-- start Extracted information --
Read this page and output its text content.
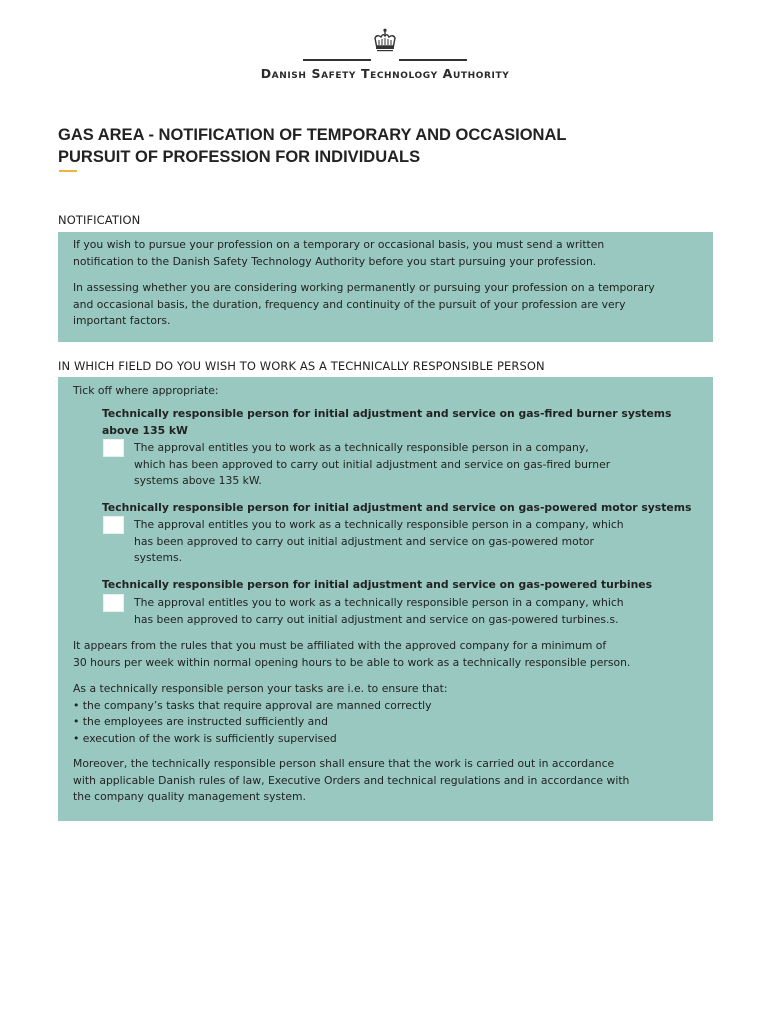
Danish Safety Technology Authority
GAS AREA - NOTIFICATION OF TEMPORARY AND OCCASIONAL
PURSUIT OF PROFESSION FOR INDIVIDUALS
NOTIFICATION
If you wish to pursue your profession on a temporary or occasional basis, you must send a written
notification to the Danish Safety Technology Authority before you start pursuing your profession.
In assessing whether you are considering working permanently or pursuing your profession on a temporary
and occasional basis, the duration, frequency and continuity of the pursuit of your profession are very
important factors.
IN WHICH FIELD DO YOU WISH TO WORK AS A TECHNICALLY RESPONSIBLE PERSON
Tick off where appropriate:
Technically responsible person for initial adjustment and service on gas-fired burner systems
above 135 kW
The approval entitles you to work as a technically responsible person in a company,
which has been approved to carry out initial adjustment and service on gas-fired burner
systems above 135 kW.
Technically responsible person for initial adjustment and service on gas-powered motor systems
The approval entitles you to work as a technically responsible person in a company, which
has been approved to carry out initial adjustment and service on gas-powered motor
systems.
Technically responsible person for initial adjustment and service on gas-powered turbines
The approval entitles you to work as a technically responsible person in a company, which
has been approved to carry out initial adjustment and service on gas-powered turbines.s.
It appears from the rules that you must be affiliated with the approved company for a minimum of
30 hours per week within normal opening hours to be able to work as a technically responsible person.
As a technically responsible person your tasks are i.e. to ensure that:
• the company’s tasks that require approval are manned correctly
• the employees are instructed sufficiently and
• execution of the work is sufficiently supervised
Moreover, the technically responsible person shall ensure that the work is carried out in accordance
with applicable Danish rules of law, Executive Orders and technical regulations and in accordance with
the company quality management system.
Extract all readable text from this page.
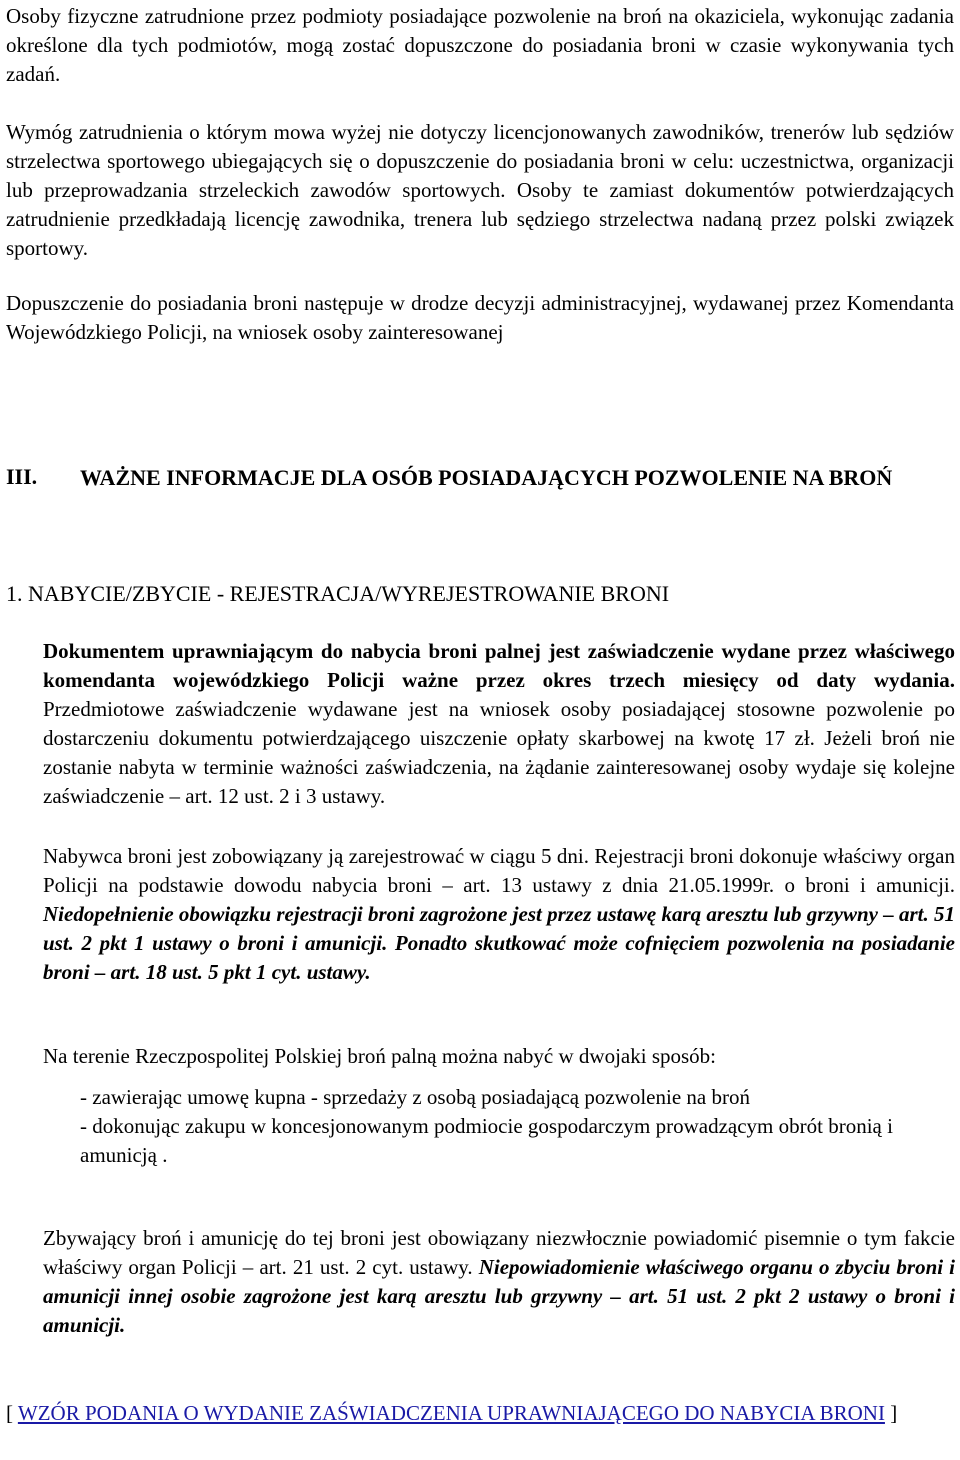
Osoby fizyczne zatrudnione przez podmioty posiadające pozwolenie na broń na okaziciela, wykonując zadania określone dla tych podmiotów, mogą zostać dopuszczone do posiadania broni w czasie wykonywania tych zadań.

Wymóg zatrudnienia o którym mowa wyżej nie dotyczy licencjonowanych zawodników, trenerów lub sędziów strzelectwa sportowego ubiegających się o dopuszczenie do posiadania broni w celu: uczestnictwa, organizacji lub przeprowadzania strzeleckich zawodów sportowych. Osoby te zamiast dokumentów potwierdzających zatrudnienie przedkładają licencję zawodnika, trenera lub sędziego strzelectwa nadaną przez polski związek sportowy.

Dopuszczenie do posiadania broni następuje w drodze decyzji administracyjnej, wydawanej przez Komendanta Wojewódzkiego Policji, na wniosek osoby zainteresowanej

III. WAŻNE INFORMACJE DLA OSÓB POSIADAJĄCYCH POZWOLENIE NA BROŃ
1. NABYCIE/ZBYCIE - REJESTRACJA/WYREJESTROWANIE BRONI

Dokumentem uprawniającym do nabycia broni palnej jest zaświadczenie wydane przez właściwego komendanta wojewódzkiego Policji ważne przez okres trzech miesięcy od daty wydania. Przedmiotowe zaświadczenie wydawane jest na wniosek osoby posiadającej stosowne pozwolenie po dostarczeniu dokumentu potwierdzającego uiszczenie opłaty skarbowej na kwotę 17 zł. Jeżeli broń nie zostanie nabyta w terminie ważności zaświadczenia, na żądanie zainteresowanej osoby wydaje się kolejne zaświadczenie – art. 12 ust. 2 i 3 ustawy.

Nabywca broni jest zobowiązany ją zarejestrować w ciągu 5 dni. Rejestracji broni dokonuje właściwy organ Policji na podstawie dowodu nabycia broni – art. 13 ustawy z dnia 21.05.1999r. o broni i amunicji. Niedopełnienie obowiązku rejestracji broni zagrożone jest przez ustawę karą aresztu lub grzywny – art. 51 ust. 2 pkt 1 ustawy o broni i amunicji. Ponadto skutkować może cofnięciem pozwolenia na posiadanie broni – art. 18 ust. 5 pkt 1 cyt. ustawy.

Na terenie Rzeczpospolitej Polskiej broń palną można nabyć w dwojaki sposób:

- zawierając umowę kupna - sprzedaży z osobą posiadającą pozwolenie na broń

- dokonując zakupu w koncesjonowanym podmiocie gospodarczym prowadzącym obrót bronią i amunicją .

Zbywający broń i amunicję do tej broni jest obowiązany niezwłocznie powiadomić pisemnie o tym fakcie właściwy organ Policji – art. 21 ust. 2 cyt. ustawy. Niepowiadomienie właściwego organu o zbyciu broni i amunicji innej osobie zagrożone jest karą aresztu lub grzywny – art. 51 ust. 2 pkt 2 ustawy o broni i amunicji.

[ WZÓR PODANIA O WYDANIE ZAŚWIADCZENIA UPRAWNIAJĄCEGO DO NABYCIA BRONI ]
-- end Extracted information --
Goal:
In the records above, find each line with the word "burner" and copy it.

Full answer:
Technically responsible person for initial adjustment and service on gas-fired burner systems
which has been approved to carry out initial adjustment and service on gas-fired burner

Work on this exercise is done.